Task details: Omit the images, then output each of the records below exactly.

*-*-*

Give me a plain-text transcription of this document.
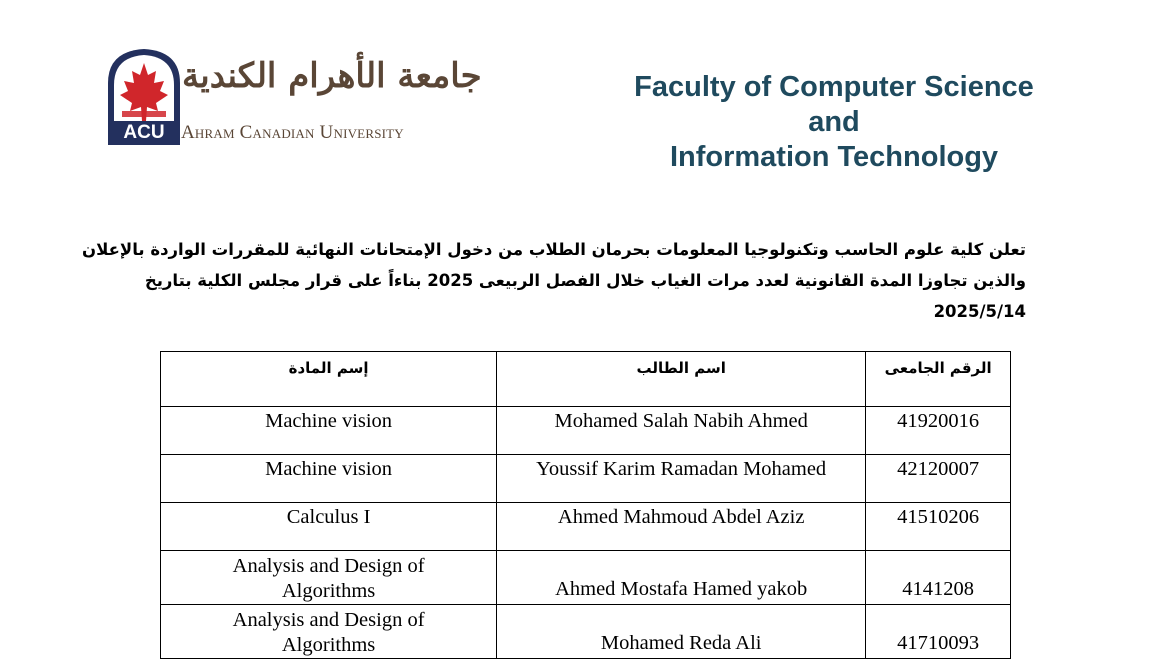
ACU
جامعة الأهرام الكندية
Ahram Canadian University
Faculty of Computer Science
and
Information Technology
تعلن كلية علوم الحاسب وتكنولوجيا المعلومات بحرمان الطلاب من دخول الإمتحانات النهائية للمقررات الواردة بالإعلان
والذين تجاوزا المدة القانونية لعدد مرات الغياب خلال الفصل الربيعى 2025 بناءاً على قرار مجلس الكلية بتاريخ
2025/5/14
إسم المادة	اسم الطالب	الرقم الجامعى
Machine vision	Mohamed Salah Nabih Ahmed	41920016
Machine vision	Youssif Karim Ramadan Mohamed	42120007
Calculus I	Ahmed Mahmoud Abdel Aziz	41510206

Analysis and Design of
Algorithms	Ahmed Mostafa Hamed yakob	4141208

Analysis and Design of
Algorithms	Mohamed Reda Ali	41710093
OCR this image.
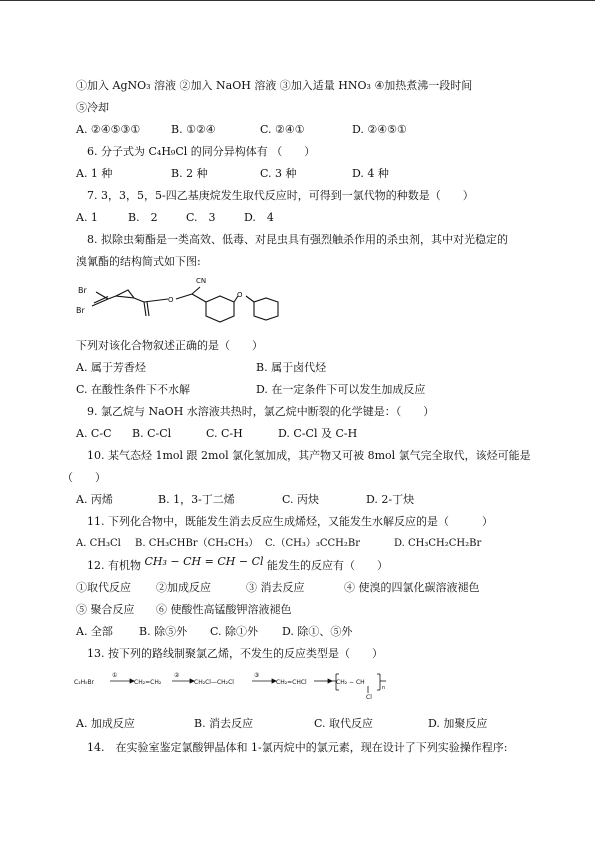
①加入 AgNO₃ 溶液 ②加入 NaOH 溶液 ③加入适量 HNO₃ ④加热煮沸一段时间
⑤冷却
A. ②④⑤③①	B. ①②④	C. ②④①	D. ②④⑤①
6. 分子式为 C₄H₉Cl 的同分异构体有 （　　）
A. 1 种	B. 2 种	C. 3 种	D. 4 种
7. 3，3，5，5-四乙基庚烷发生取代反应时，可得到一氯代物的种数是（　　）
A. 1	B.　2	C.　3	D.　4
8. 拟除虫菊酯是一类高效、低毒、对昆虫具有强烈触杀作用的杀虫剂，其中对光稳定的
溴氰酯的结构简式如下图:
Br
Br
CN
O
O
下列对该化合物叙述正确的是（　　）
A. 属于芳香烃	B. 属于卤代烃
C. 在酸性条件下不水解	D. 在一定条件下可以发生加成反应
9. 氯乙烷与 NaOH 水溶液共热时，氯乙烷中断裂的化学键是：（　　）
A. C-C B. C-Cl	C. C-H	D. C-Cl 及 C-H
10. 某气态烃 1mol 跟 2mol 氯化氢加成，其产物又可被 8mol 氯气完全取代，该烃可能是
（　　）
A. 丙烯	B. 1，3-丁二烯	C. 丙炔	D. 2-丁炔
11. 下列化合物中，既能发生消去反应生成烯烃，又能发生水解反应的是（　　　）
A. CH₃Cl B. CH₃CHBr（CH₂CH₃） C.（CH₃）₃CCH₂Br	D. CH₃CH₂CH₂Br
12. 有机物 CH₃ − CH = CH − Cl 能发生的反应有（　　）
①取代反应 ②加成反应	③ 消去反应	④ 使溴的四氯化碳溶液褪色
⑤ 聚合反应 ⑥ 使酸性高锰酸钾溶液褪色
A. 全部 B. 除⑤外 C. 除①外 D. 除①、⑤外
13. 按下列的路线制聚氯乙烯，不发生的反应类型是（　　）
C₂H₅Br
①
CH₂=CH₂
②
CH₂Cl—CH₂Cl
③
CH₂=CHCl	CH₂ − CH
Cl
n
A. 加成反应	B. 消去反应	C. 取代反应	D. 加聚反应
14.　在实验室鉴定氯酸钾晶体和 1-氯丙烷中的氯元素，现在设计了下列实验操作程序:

*-*-*

Exercise response:
Give me a plain-text transcription of this document.
ACU
جامعة الأهرام الكندية
Ahram Canadian University
Faculty of Computer Science
and
Information Technology
تعلن كلية علوم الحاسب وتكنولوجيا المعلومات بحرمان الطلاب من دخول الإمتحانات النهائية للمقررات الواردة بالإعلان
والذين تجاوزا المدة القانونية لعدد مرات الغياب خلال الفصل الربيعى 2025 بناءاً على قرار مجلس الكلية بتاريخ
2025/5/14
إسم المادة	اسم الطالب	الرقم الجامعى
Machine vision	Mohamed Salah Nabih Ahmed	41920016
Machine vision	Youssif Karim Ramadan Mohamed	42120007
Calculus I	Ahmed Mahmoud Abdel Aziz	41510206

Analysis and Design of
Algorithms	Ahmed Mostafa Hamed yakob	4141208

Analysis and Design of
Algorithms	Mohamed Reda Ali	41710093
OCR this image.
①加入 AgNO₃ 溶液 ②加入 NaOH 溶液 ③加入适量 HNO₃ ④加热煮沸一段时间
⑤冷却
A. ②④⑤③①	B. ①②④	C. ②④①	D. ②④⑤①
6. 分子式为 C₄H₉Cl 的同分异构体有 （　　）
A. 1 种	B. 2 种	C. 3 种	D. 4 种
7. 3，3，5，5-四乙基庚烷发生取代反应时，可得到一氯代物的种数是（　　）
A. 1	B.　2	C.　3	D.　4
8. 拟除虫菊酯是一类高效、低毒、对昆虫具有强烈触杀作用的杀虫剂，其中对光稳定的
溴氰酯的结构简式如下图:
Br
Br
CN
O
O
下列对该化合物叙述正确的是（　　）
A. 属于芳香烃	B. 属于卤代烃
C. 在酸性条件下不水解	D. 在一定条件下可以发生加成反应
9. 氯乙烷与 NaOH 水溶液共热时，氯乙烷中断裂的化学键是：（　　）
A. C-C B. C-Cl	C. C-H	D. C-Cl 及 C-H
10. 某气态烃 1mol 跟 2mol 氯化氢加成，其产物又可被 8mol 氯气完全取代，该烃可能是
（　　）
A. 丙烯	B. 1，3-丁二烯	C. 丙炔	D. 2-丁炔
11. 下列化合物中，既能发生消去反应生成烯烃，又能发生水解反应的是（　　　）
A. CH₃Cl B. CH₃CHBr（CH₂CH₃） C.（CH₃）₃CCH₂Br	D. CH₃CH₂CH₂Br
12. 有机物 CH₃ − CH = CH − Cl 能发生的反应有（　　）
①取代反应 ②加成反应	③ 消去反应	④ 使溴的四氯化碳溶液褪色
⑤ 聚合反应 ⑥ 使酸性高锰酸钾溶液褪色
A. 全部 B. 除⑤外 C. 除①外 D. 除①、⑤外
13. 按下列的路线制聚氯乙烯，不发生的反应类型是（　　）
C₂H₅Br
①
CH₂=CH₂
②
CH₂Cl—CH₂Cl
③
CH₂=CHCl	CH₂ − CH
Cl
n
A. 加成反应	B. 消去反应	C. 取代反应	D. 加聚反应
14.　在实验室鉴定氯酸钾晶体和 1-氯丙烷中的氯元素，现在设计了下列实验操作程序:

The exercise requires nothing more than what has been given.